*ENTRIES*
◇ ◇ ◇ ◇ ◇ ◇ ◇

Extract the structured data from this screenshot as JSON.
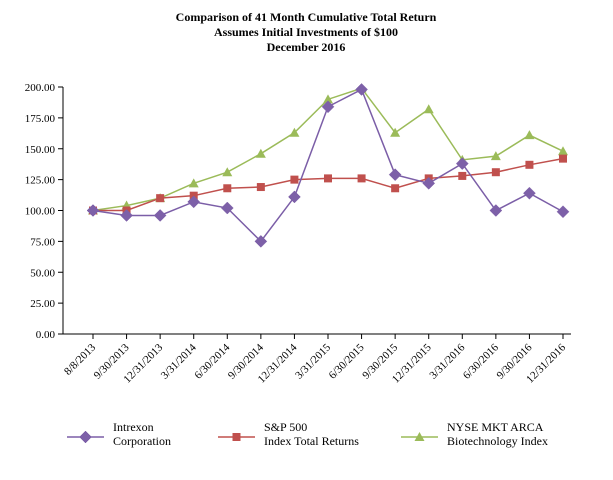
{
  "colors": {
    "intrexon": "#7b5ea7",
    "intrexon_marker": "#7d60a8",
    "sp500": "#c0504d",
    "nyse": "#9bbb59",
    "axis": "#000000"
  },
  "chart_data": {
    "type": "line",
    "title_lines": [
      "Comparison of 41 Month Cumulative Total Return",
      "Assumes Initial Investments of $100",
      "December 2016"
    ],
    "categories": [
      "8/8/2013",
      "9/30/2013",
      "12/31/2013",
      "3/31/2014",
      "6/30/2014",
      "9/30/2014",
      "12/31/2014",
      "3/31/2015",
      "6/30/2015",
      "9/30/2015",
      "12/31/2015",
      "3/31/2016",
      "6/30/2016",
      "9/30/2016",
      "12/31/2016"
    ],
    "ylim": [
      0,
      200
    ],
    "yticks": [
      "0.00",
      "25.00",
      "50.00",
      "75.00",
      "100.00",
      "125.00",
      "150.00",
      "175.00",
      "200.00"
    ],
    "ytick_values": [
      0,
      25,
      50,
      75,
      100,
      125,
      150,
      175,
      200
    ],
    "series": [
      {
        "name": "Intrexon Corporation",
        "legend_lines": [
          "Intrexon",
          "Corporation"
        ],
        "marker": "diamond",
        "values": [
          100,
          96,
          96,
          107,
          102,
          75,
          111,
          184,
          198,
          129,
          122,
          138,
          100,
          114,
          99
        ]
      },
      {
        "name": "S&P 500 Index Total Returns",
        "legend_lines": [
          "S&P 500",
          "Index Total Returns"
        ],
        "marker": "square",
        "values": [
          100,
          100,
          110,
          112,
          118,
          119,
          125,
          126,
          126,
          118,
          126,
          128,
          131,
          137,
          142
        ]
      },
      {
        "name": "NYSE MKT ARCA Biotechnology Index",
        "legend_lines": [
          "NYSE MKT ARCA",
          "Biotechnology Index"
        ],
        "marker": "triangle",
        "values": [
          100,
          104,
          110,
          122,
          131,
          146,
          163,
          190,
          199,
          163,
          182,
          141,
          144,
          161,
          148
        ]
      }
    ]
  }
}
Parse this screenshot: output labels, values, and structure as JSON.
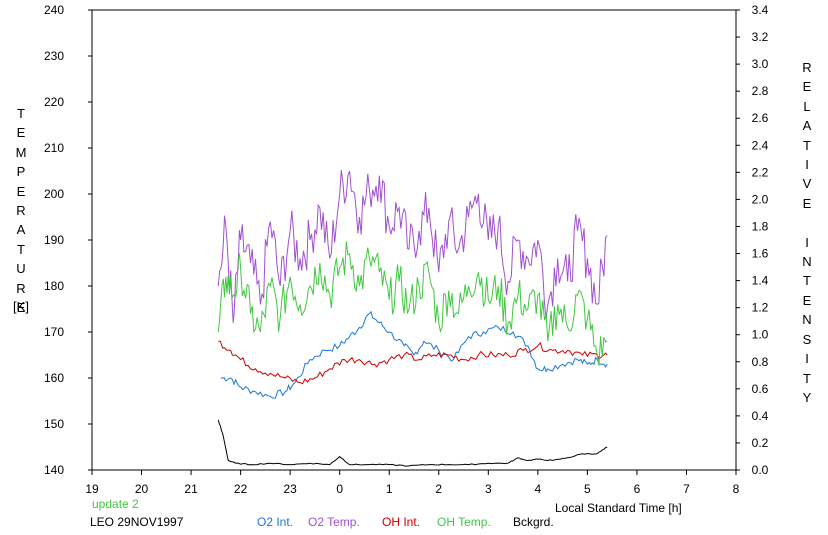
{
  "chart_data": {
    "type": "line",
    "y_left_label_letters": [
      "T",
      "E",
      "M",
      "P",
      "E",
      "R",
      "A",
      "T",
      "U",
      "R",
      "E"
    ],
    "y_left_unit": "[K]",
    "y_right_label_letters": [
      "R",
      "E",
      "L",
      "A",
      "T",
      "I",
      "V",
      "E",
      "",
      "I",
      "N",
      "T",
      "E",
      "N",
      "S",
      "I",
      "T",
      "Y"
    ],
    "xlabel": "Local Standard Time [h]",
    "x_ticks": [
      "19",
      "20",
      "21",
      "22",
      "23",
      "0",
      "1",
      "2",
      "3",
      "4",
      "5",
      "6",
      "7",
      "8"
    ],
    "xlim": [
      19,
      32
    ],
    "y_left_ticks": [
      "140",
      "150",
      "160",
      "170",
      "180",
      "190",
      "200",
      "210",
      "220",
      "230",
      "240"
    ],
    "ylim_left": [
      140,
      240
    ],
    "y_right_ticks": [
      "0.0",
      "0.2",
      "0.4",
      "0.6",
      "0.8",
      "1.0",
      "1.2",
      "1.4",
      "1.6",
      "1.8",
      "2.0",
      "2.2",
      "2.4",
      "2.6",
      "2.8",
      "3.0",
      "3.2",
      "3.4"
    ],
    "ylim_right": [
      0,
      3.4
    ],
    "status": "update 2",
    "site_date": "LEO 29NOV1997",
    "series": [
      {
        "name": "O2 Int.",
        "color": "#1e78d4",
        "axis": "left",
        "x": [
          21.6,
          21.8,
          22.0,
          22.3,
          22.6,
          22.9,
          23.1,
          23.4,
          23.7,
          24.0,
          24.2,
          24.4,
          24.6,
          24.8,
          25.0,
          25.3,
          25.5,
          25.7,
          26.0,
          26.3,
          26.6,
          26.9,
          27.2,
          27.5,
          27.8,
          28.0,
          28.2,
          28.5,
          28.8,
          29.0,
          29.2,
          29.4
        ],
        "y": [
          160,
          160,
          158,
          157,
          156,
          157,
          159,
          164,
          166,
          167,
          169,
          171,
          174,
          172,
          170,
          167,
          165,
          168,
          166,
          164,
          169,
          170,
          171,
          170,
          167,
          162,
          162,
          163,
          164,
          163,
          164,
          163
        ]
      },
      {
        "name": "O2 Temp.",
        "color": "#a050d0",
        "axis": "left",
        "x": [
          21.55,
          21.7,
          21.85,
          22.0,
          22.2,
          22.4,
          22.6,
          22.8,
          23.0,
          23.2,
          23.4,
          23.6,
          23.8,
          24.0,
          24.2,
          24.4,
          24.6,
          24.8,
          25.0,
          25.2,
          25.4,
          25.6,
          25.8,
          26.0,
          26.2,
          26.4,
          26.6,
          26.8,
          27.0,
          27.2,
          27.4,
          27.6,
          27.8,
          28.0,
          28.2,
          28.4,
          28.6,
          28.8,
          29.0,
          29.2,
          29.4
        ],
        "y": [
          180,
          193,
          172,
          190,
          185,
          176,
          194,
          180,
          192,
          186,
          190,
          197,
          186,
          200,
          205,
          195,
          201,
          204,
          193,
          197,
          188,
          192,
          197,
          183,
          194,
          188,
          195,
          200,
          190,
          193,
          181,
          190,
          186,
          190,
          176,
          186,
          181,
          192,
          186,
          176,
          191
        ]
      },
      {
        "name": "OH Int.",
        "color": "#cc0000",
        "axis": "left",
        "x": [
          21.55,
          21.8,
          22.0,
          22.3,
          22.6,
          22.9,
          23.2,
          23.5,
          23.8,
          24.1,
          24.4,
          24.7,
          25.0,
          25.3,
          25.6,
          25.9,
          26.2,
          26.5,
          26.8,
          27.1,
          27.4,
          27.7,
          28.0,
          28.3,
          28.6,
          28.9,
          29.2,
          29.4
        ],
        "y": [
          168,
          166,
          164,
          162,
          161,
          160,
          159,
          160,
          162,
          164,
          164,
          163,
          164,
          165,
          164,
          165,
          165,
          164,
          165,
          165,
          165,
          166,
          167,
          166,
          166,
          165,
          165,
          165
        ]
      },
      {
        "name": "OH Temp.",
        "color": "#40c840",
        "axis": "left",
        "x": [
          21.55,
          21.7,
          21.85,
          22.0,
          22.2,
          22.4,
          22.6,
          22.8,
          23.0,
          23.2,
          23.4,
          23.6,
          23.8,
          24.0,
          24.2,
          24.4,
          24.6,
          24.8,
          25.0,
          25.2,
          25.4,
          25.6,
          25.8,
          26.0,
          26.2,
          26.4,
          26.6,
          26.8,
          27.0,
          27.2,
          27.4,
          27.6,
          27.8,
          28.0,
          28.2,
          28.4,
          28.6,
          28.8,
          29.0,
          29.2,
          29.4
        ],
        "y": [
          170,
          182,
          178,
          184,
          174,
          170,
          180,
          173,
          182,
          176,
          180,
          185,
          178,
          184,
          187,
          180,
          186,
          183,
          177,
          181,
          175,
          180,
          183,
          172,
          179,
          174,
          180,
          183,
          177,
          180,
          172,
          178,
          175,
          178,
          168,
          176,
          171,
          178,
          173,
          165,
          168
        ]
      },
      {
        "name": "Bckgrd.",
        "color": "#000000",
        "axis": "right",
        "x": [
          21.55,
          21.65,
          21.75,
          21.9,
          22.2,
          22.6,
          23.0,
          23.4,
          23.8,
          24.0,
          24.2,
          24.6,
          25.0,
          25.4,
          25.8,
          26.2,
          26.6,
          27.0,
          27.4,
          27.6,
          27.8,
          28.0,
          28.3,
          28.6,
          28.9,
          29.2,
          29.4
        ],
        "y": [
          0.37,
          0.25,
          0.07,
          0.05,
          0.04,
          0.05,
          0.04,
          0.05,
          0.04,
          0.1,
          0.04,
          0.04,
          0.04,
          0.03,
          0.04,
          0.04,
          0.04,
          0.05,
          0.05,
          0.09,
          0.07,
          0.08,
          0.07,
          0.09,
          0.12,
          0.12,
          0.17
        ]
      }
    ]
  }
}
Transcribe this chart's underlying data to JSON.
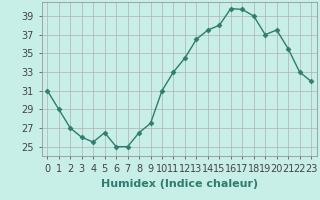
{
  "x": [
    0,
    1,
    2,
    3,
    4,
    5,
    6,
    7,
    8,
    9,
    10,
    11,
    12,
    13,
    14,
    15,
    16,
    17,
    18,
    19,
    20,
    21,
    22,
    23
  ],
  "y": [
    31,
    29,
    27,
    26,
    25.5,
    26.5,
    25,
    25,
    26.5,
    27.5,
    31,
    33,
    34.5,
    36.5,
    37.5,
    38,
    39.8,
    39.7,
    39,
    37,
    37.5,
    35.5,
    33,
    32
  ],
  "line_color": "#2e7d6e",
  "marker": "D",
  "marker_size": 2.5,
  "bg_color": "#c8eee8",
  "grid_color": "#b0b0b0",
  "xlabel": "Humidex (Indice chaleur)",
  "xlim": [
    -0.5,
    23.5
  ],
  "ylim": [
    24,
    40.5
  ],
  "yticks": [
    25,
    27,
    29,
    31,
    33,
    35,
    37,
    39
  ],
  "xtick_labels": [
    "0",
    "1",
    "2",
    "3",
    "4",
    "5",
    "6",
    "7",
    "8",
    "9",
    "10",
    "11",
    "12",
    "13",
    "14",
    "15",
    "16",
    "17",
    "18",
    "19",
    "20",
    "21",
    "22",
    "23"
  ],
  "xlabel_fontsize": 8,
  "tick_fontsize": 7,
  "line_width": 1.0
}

◇ ◇ ◇ ◇ ◇ ◇ ◇

*WHAT IS BEING ASKED*
For each line of the listing that holds the word "screenshot", show that line.

*SOLUTION*
Extract the structured data from this screenshot as JSON.
Parse this screenshot: output labels, values, and structure as JSON.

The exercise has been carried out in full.